## Exercise
Look below. Copy each line that has "content" in it.

(Figure record extracts)
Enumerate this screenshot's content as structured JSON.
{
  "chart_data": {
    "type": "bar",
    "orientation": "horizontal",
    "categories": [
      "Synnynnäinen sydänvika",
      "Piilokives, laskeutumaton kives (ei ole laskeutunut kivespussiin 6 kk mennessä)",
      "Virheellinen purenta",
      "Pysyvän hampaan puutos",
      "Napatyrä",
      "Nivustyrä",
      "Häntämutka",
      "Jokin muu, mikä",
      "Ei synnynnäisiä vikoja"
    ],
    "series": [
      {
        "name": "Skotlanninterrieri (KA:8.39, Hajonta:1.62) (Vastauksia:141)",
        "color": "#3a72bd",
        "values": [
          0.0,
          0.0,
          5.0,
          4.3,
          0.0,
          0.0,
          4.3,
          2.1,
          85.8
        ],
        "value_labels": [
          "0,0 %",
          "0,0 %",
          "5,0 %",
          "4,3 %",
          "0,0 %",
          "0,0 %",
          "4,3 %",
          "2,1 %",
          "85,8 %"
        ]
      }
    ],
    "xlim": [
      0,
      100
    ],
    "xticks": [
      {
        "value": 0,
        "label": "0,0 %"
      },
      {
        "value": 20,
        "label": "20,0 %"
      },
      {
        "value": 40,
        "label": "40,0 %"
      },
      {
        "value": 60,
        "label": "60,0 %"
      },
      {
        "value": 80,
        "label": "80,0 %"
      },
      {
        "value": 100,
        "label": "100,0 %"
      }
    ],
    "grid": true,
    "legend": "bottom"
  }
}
==
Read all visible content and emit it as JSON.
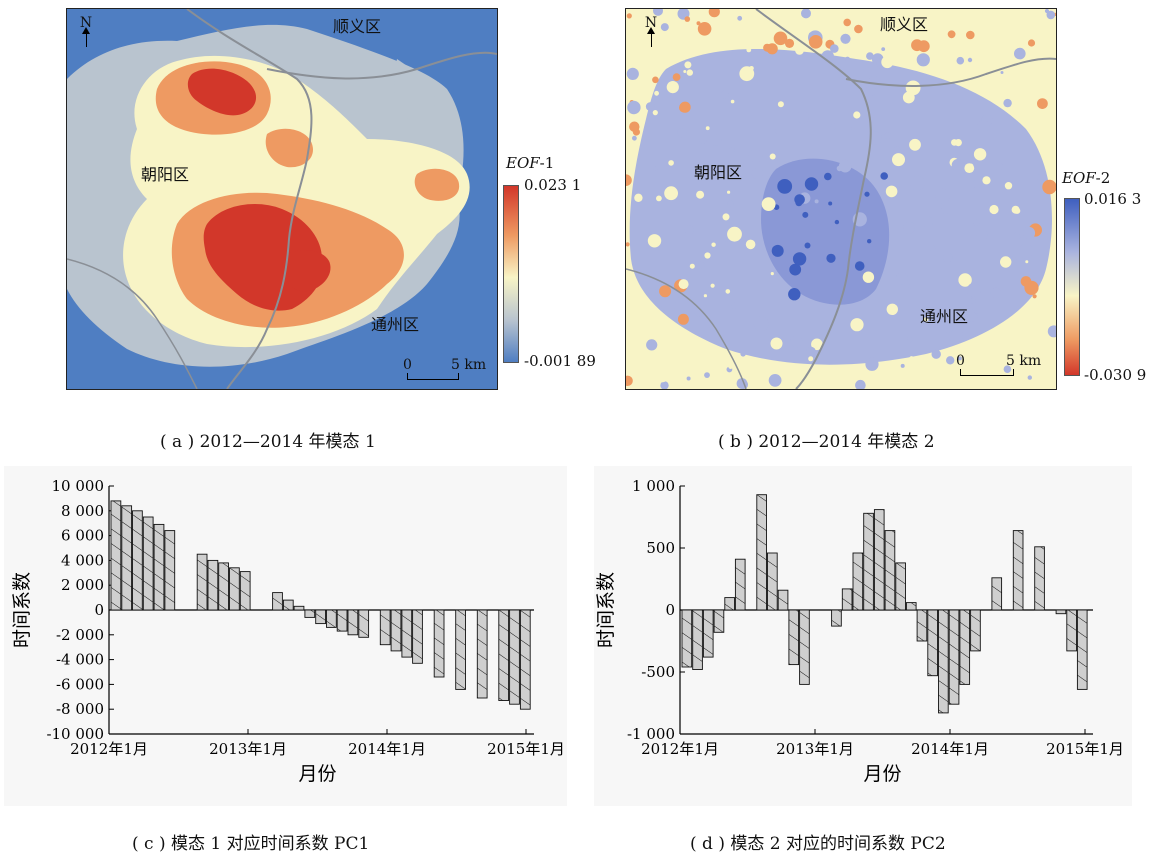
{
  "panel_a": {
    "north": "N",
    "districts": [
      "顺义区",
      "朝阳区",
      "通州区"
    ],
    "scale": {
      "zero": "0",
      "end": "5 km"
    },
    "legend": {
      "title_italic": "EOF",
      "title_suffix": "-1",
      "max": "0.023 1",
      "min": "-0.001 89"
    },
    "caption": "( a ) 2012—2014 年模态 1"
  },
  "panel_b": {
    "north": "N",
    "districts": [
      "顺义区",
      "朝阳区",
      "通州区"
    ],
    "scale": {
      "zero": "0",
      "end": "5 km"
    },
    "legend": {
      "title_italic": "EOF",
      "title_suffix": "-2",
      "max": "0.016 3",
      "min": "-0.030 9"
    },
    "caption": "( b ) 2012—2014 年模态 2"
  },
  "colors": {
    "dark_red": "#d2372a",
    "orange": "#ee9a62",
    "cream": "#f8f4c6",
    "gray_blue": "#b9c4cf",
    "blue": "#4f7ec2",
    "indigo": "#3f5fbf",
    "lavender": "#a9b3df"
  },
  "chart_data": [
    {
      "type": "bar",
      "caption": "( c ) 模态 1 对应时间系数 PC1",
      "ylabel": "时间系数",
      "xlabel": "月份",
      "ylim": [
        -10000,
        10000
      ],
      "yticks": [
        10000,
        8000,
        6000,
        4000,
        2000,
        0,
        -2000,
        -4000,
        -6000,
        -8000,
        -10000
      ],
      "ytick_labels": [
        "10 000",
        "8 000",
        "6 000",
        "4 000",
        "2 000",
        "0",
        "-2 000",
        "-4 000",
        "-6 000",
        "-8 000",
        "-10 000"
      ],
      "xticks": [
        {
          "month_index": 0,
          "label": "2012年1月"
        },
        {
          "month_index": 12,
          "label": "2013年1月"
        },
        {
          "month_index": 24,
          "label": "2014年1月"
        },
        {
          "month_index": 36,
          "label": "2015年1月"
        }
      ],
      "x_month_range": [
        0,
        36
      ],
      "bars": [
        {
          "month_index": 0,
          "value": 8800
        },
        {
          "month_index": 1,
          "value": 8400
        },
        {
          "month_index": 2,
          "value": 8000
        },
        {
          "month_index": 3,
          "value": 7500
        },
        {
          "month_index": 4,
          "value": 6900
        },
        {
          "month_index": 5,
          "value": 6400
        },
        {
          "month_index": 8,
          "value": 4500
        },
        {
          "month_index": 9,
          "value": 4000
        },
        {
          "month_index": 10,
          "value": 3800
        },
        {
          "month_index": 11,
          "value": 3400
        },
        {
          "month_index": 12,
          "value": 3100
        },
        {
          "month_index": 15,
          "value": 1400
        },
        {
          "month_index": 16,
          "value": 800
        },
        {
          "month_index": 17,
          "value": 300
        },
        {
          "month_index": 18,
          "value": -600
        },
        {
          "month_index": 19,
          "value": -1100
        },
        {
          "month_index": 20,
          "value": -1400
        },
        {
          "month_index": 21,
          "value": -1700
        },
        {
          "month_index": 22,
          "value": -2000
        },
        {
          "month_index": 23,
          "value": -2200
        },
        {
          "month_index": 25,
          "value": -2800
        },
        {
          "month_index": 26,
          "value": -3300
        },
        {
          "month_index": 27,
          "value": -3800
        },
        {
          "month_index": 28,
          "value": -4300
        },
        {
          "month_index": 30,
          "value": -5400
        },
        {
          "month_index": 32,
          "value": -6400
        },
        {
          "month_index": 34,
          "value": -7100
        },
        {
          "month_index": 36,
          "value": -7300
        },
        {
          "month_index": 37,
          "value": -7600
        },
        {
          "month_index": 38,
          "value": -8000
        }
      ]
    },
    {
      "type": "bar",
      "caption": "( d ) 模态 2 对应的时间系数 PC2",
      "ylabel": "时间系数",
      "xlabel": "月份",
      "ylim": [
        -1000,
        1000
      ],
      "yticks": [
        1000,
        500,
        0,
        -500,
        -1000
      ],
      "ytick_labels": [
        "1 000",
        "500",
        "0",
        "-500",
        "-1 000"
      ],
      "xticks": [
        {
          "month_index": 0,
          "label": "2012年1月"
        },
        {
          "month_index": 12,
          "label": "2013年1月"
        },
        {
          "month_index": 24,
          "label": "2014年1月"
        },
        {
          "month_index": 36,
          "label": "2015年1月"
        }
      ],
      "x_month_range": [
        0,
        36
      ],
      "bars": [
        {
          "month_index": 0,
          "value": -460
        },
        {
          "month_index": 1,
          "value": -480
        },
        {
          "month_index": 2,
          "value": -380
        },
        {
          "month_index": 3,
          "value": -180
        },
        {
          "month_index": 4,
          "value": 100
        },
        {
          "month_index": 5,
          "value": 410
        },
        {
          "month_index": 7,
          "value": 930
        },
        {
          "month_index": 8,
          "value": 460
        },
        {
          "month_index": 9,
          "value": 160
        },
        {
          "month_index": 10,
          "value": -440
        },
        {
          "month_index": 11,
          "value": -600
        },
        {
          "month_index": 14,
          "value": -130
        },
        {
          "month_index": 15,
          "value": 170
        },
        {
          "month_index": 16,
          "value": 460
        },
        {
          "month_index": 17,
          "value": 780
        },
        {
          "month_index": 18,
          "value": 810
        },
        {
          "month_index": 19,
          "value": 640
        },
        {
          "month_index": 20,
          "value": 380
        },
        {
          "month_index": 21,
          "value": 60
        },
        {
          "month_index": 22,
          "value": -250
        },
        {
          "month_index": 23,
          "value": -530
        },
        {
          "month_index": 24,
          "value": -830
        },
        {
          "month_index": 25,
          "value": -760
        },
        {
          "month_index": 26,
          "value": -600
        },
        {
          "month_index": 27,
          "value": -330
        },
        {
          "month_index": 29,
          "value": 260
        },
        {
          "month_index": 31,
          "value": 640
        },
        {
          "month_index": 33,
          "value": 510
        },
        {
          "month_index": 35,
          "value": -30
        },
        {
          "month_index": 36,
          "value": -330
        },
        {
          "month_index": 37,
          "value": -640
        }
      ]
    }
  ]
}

## Result of this exercise
Enumerate this screenshot's content as structured JSON.
Read all visible content and emit it as JSON.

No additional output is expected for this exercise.